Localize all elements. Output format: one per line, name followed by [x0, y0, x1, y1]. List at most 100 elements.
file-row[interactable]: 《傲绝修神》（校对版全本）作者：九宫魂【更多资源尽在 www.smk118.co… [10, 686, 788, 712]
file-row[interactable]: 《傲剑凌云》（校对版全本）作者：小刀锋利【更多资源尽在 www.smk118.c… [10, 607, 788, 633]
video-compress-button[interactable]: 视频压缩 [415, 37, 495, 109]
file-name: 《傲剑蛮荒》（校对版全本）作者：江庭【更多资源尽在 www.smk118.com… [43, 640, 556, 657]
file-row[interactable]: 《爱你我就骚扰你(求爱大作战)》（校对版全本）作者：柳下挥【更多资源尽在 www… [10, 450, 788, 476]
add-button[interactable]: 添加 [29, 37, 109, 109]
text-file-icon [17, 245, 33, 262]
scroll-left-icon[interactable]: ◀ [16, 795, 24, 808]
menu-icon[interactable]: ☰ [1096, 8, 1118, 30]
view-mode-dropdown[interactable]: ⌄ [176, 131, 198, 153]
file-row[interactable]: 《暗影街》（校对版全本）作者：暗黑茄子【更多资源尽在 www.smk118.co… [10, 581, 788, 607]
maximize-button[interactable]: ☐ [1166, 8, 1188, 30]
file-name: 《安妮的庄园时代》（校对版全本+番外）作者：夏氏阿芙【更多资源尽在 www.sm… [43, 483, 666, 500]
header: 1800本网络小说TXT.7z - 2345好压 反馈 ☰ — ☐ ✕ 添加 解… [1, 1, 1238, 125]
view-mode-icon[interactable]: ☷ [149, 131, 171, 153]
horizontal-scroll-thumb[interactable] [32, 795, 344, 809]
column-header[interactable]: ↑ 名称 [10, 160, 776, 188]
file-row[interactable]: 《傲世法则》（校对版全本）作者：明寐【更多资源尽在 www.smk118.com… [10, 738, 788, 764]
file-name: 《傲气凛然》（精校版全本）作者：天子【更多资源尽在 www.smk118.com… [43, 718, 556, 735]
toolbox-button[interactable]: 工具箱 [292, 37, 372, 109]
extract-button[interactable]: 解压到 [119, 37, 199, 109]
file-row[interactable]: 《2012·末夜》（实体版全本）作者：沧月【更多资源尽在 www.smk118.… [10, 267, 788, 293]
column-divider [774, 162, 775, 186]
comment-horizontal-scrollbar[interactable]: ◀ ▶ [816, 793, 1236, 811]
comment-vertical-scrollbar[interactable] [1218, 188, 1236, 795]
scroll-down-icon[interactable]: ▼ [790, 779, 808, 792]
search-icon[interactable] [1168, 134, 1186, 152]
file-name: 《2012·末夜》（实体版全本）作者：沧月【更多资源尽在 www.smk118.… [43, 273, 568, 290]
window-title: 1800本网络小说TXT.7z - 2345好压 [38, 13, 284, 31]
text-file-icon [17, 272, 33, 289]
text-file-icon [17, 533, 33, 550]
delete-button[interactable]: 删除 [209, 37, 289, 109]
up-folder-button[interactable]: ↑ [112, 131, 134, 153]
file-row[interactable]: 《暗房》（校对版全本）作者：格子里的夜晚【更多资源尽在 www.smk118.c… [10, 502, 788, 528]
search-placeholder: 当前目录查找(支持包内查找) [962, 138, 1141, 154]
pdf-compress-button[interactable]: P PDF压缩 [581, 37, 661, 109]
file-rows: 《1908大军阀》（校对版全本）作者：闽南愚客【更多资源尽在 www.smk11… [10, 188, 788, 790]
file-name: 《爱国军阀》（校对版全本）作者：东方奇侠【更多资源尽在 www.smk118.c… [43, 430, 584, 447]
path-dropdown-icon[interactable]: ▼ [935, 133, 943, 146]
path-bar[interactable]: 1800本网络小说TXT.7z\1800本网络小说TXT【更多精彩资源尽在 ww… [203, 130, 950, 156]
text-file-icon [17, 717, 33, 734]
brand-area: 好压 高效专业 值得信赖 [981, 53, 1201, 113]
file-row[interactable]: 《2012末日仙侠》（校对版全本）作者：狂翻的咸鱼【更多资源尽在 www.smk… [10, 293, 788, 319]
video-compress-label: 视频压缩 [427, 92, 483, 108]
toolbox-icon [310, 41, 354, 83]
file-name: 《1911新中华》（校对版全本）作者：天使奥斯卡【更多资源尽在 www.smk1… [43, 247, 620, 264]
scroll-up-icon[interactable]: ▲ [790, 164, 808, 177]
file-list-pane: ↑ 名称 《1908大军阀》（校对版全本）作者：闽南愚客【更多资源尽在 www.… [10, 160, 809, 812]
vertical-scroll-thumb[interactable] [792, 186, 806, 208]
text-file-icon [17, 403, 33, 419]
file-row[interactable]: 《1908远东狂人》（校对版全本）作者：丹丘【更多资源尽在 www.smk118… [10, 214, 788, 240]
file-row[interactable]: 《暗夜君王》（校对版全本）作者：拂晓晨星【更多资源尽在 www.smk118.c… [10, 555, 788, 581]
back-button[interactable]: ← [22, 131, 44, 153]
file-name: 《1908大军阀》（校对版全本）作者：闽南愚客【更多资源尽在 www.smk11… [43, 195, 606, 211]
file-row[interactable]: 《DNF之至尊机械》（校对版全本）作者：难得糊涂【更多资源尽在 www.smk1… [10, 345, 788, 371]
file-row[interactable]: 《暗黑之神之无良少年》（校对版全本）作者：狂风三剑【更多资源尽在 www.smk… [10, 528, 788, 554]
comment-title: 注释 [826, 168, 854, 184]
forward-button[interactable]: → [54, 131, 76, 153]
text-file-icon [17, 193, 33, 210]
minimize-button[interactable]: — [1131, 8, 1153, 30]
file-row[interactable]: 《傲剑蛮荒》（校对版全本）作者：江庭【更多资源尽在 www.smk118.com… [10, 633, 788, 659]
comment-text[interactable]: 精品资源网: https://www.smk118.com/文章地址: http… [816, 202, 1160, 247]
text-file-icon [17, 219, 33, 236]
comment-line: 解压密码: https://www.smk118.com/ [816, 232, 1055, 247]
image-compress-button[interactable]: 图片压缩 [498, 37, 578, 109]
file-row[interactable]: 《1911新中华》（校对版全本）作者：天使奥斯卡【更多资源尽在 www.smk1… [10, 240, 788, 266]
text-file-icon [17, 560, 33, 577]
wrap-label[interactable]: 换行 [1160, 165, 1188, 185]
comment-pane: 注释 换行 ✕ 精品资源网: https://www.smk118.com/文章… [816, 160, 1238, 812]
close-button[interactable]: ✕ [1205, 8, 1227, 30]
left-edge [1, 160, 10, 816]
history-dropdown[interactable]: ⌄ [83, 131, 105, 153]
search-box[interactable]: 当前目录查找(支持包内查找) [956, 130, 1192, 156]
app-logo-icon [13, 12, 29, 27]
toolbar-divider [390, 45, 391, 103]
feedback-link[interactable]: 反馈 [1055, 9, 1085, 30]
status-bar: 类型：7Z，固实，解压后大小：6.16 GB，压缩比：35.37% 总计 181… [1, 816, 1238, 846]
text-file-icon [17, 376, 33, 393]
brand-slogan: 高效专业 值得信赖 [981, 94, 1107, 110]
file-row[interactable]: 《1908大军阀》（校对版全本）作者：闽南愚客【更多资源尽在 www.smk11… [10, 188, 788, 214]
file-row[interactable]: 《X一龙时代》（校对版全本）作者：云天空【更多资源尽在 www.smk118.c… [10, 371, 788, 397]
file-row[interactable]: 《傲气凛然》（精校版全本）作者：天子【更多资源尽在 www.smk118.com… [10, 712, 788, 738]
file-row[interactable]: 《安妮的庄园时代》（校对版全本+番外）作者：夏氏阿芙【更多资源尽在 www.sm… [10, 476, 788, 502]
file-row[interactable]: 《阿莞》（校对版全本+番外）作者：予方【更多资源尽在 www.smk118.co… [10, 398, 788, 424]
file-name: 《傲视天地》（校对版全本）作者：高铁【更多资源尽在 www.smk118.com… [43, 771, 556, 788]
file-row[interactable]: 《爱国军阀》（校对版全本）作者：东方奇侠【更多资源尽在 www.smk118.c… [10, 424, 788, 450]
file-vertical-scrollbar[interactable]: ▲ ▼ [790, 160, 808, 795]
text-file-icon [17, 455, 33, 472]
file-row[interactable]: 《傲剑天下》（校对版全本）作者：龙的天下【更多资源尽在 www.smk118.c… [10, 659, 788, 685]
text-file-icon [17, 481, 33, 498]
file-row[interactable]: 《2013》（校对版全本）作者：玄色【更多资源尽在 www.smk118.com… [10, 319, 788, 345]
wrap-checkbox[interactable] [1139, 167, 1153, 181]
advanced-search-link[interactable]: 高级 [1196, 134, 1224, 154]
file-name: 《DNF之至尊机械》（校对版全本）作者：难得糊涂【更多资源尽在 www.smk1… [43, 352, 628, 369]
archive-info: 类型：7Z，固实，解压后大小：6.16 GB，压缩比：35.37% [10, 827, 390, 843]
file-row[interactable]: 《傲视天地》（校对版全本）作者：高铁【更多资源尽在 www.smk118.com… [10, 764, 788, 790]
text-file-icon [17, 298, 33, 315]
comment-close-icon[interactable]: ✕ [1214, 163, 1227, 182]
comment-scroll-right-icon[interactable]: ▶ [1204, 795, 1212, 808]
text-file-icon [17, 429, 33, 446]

########

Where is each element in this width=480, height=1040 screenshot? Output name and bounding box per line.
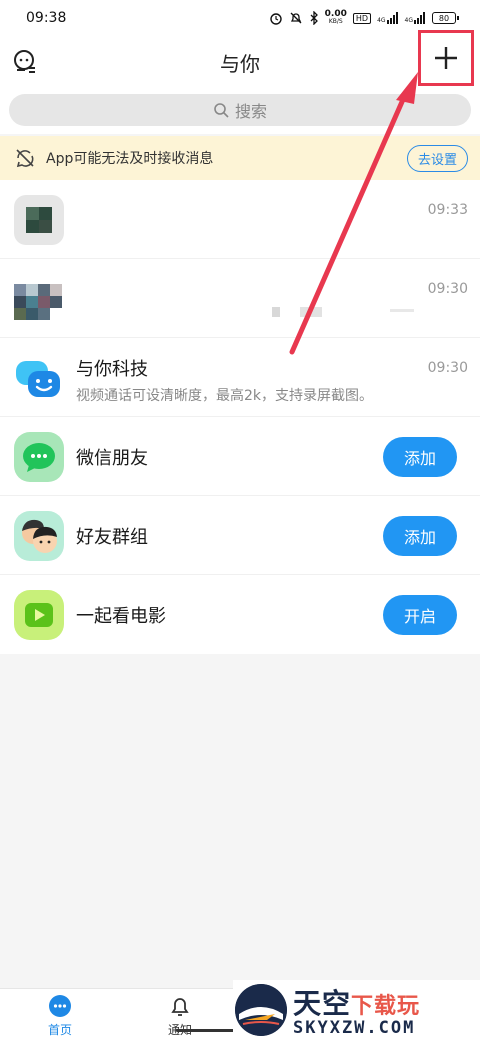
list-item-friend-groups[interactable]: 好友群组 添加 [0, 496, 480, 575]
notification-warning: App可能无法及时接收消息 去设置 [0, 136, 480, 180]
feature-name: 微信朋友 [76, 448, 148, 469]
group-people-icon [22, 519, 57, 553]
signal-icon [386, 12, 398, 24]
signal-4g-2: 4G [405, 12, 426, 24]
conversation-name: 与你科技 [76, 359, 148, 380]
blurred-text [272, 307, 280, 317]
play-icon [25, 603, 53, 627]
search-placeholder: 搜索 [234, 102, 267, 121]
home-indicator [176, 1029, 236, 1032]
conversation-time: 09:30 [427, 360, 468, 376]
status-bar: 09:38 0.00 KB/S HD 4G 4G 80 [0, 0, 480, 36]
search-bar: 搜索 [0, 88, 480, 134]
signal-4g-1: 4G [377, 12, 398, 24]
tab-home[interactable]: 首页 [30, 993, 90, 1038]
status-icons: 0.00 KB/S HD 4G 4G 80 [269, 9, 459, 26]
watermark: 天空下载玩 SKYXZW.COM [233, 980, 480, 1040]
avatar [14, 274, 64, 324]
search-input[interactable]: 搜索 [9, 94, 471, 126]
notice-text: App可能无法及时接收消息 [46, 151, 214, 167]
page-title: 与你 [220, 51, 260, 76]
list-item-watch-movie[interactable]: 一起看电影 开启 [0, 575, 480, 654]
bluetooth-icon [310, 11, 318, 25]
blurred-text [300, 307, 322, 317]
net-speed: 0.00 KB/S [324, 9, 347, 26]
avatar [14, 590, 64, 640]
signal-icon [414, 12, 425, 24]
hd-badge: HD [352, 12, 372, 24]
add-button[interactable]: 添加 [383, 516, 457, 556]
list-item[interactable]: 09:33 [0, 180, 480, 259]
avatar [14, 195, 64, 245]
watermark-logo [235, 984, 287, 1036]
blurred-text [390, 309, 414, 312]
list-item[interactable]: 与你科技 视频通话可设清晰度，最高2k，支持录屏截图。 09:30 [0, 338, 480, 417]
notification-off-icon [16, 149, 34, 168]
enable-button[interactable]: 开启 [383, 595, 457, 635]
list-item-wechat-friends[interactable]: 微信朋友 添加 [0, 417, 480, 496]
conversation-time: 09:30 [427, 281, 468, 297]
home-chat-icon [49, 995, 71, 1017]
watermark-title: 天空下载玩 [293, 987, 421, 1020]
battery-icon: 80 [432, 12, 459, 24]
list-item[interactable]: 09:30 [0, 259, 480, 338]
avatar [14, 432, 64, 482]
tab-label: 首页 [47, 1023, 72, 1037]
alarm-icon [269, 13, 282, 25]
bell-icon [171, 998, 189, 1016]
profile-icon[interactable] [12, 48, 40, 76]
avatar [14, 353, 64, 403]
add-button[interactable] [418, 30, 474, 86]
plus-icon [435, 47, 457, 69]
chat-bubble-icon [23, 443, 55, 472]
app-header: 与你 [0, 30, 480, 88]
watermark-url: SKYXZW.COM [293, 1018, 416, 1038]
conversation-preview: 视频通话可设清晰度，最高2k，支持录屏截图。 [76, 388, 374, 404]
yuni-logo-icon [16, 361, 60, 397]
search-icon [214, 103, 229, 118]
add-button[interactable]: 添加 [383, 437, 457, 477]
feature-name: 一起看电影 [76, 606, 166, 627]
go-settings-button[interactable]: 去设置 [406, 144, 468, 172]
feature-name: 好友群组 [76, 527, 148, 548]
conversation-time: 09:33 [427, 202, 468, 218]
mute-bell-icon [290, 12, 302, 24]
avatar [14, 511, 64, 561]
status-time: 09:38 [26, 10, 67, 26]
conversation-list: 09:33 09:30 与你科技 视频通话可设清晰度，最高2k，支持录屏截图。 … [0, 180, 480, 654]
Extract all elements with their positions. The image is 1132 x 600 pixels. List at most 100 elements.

########

- TASK DETAILS:
Convert the rows into a numbered list with blank lines left out, starting at the row containing "list-item-friend-groups[interactable]: 好友群组 添加" and ending after the row containing "signal-icon [386, 12, 398, 24]". Include only those rows.

- RESPONSE TO THIS EXERCISE:
1. list-item-friend-groups[interactable]: 好友群组 添加 [0, 496, 480, 575]
2. notification-warning: App可能无法及时接收消息 去设置 [0, 136, 480, 180]
3. feature-name: 微信朋友 [76, 448, 148, 469]
4. group-people-icon [22, 519, 57, 553]
5. signal-icon [386, 12, 398, 24]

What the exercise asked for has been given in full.